PROBLEM DESCRIPTION
Locate all lines in the data below that hold "Литвѣ" and show them.
* start *
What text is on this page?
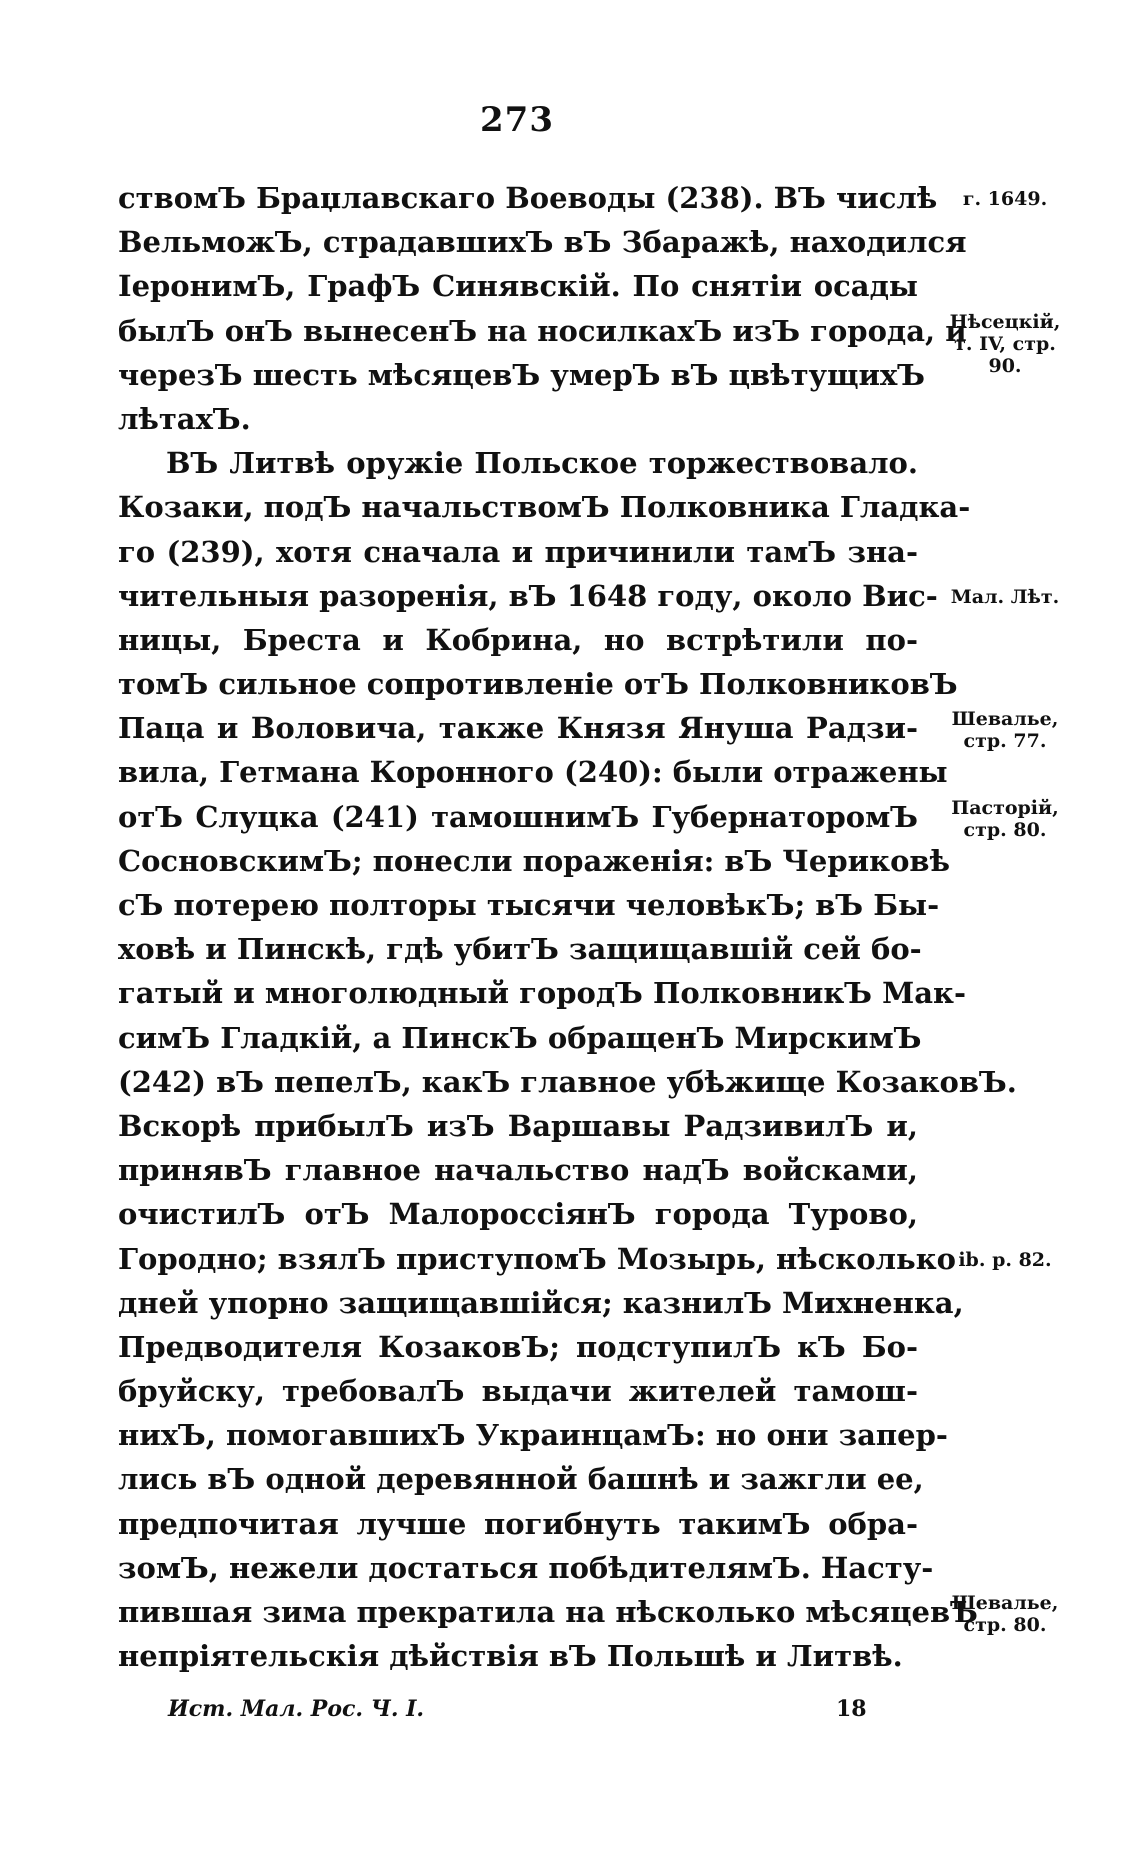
273
ствомЪ Браџлавскаго Воеводы (238). ВЪ числѣ
ВельможЪ, страдавшихЪ вЪ Збаражѣ, находился
ІеронимЪ, ГрафЪ Синявскій. По снятіи осады
былЪ онЪ вынесенЪ на носилкахЪ изЪ города, и
черезЪ шесть мѣсяцевЪ умерЪ вЪ цвѣтущихЪ
лѣтахЪ.
ВЪ Литвѣ оружіе Польское торжествовало.
Козаки, подЪ начальствомЪ Полковника Гладка-
го (239), хотя сначала и причинили тамЪ зна-
чительныя разоренія, вЪ 1648 году, около Вис-
ницы, Бреста и Кобрина, но встрѣтили по-
томЪ сильное сопротивленіе отЪ ПолковниковЪ
Паца и Воловича, также Князя Януша Радзи-
вила, Гетмана Коронного (240): были отражены
отЪ Слуцка (241) тамошнимЪ ГубернаторомЪ
СосновскимЪ; понесли пораженія: вЪ Чериковѣ
сЪ потерею полторы тысячи человѣкЪ; вЪ Бы-
ховѣ и Пинскѣ, гдѣ убитЪ защищавшій сей бо-
гатый и многолюдный городЪ ПолковникЪ Мак-
симЪ Гладкій, а ПинскЪ обращенЪ МирскимЪ
(242) вЪ пепелЪ, какЪ главное убѣжище КозаковЪ.
Вскорѣ прибылЪ изЪ Варшавы РадзивилЪ и,
принявЪ главное начальство надЪ войсками,
очистилЪ отЪ МалороссіянЪ города Турово,
Городно; взялЪ приступомЪ Мозырь, нѣсколько
дней упорно защищавшійся; казнилЪ Михненка,
Предводителя КозаковЪ; подступилЪ кЪ Бо-
бруйску, требовалЪ выдачи жителей тамош-
нихЪ, помогавшихЪ УкраинцамЪ: но они запер-
лись вЪ одной деревянной башнѣ и зажгли ее,
предпочитая лучше погибнуть такимЪ обра-
зомЪ, нежели достаться побѣдителямЪ. Насту-
пившая зима прекратила на нѣсколько мѣсяцевЪ
непріятельскія дѣйствія вЪ Польшѣ и Литвѣ.
г. 1649.
Нѣсецкій,
т. IV, стр.
90.
Мал. Лѣт.
Шевалье,
стр. 77.
Пасторій,
стр. 80.
ib. p. 82.
Шевалье,
стр. 80.
Ист. Мал. Рос. Ч. I.	18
* end *
RESPONSE
ВЪ Литвѣ оружіе Польское торжествовало.
непріятельскія дѣйствія вЪ Польшѣ и Литвѣ.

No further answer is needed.